▶ _Set exercise_: Gather every line of the material below that contains the string "学習用のプログラミング言語", matching case exactly.

(Layout dataset entries)

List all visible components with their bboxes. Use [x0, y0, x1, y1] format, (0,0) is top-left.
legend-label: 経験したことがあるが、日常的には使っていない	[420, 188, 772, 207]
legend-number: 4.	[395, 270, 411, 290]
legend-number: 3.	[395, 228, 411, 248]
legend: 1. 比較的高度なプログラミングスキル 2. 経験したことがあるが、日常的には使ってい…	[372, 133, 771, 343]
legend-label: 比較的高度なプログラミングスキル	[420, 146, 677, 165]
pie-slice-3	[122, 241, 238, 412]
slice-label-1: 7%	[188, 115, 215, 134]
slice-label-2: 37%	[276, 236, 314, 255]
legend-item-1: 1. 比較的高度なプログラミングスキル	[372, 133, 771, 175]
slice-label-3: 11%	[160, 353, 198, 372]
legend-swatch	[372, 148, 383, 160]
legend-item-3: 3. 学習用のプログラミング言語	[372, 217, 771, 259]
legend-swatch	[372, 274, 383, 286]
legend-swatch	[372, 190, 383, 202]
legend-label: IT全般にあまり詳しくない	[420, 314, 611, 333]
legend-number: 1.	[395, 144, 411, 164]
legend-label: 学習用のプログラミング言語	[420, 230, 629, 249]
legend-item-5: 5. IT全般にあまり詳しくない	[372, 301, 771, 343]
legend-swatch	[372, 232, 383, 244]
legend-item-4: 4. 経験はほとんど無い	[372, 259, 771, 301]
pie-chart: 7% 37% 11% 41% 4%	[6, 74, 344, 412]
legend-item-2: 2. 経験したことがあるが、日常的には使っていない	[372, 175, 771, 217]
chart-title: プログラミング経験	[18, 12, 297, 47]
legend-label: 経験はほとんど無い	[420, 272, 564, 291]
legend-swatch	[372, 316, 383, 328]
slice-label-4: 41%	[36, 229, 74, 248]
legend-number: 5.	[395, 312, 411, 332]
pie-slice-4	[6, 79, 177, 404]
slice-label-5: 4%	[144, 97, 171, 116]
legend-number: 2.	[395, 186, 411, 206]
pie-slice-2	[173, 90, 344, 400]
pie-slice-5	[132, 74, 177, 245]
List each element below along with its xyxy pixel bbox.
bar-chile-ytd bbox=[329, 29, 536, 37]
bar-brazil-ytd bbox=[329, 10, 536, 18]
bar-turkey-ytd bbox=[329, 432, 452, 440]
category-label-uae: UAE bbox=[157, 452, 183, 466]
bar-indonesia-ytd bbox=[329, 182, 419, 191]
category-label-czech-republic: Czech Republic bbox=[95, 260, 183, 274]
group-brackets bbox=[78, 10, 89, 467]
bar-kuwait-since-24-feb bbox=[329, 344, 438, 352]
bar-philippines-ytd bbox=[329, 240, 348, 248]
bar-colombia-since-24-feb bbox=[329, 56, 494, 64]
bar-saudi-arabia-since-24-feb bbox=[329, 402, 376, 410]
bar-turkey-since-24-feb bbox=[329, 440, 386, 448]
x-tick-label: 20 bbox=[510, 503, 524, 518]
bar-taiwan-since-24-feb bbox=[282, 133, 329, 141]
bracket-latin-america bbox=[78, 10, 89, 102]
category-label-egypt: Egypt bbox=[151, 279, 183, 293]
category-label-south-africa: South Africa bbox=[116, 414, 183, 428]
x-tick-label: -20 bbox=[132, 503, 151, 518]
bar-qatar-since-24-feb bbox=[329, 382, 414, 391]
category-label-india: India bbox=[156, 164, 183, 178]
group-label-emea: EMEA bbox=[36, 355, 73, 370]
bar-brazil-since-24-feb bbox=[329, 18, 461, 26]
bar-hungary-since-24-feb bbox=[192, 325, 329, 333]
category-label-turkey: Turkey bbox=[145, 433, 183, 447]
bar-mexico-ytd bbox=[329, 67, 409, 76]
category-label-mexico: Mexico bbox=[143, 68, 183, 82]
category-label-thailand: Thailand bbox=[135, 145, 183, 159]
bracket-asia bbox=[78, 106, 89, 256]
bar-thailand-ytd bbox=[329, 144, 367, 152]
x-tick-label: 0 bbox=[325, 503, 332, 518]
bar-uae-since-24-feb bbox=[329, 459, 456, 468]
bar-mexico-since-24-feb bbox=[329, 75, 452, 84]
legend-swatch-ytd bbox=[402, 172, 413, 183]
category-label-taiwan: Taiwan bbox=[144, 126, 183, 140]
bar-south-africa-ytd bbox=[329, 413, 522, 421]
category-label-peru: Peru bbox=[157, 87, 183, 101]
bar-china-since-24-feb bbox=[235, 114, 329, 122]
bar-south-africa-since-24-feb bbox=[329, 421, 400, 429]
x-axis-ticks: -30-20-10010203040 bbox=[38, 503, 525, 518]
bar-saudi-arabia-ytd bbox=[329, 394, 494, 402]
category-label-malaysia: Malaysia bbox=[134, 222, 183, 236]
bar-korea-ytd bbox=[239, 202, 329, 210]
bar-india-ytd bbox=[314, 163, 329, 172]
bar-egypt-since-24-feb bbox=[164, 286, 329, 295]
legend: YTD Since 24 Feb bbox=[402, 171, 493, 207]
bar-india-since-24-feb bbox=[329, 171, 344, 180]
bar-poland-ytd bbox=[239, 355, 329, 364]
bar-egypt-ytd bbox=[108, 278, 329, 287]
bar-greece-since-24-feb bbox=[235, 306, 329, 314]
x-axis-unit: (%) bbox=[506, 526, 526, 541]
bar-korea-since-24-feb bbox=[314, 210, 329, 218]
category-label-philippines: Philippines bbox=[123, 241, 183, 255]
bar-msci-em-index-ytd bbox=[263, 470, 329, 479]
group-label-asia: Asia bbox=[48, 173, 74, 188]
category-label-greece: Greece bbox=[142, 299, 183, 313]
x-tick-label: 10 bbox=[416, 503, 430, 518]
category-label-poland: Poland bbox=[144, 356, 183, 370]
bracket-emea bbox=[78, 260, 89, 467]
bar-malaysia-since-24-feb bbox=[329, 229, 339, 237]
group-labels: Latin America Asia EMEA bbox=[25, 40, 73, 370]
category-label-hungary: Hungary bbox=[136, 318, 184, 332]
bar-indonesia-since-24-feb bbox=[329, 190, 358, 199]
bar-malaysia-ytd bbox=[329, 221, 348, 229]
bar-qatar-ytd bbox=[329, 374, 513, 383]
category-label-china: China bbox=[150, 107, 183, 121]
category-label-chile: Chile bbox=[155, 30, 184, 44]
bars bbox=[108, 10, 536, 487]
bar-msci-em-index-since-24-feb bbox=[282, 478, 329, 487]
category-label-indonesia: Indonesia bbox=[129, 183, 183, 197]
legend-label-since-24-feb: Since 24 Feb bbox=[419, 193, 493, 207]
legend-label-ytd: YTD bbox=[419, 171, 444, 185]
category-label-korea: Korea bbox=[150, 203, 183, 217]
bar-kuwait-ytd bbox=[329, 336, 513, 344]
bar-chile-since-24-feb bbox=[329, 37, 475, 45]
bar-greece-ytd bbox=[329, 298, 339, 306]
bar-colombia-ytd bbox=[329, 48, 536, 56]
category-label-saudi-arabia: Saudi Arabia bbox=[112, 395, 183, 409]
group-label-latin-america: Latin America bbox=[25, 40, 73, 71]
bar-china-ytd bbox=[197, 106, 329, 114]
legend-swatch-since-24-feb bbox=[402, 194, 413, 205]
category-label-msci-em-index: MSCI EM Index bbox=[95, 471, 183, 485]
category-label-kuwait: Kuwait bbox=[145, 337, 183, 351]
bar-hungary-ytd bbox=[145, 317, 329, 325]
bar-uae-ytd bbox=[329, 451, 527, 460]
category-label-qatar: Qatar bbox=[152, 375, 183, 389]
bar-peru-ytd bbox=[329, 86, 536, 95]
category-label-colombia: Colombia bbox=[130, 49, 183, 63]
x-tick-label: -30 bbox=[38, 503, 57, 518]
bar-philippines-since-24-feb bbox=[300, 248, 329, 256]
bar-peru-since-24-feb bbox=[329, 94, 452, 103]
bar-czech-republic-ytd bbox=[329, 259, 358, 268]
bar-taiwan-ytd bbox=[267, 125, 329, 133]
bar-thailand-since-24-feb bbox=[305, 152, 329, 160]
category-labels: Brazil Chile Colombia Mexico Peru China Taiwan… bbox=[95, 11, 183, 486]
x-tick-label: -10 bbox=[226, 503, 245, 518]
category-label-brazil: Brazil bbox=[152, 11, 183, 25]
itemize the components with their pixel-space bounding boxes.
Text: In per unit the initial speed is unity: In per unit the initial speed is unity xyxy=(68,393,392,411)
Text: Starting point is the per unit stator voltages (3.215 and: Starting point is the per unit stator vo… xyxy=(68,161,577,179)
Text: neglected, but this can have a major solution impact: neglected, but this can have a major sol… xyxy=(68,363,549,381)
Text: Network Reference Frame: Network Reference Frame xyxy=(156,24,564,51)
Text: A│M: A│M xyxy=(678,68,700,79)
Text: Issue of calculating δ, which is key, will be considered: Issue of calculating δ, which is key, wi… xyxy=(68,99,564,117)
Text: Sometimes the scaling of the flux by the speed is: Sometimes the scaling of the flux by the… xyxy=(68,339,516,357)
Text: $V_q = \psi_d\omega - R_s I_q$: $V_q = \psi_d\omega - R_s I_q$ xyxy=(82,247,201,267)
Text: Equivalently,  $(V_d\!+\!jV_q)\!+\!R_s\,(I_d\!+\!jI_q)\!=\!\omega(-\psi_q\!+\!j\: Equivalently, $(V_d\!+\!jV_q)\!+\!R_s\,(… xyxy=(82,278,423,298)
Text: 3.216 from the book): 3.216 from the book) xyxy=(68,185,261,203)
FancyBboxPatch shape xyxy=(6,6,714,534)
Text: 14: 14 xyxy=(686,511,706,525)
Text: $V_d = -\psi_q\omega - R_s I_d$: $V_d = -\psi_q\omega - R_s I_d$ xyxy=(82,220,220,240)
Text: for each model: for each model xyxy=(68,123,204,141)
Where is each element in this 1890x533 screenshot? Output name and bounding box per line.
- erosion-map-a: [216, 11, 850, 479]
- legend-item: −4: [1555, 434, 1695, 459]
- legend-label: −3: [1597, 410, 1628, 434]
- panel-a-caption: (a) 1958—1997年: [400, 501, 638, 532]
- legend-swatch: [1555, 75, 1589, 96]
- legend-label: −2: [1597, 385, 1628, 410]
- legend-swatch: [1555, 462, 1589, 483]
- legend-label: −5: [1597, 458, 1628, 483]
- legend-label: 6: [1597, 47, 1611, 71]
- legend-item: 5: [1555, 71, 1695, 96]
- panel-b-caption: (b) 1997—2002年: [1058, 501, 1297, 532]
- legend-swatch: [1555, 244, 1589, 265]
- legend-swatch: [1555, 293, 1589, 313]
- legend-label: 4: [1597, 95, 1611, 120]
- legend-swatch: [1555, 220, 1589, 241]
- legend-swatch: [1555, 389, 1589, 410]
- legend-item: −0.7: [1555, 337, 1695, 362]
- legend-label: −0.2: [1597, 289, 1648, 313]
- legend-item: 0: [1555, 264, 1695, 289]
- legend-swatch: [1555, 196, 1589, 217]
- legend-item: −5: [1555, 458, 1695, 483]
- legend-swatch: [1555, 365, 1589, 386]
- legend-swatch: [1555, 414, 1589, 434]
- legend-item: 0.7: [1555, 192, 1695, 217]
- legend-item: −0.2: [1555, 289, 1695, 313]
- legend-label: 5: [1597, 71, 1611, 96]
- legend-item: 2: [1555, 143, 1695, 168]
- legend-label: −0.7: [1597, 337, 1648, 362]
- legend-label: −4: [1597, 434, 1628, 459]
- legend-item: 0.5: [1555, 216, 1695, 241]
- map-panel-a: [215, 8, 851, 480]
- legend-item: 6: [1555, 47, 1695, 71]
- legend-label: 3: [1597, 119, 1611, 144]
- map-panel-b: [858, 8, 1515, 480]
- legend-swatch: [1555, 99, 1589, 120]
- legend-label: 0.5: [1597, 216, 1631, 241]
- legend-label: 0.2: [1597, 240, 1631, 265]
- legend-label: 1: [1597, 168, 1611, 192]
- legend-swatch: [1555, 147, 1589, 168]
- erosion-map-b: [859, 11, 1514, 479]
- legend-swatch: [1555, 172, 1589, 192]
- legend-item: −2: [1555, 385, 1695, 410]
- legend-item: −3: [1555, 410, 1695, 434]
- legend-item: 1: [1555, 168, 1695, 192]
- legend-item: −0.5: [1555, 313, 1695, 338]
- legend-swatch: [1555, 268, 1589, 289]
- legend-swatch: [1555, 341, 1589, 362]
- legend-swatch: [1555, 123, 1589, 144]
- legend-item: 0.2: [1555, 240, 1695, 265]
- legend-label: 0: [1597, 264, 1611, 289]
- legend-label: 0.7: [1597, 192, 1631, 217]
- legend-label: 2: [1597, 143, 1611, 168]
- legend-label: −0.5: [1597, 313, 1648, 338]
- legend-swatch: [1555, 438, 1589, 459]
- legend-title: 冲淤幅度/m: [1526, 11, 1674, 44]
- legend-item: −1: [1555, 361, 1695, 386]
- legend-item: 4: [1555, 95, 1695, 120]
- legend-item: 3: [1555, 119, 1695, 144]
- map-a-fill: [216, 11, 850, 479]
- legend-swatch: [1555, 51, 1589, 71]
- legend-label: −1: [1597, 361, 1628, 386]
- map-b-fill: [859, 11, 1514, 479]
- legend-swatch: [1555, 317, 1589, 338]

▶ _Exercise output_:
legend-item-3: 3. 学習用のプログラミング言語	[372, 217, 771, 259]
legend-label: 学習用のプログラミング言語	[420, 230, 629, 249]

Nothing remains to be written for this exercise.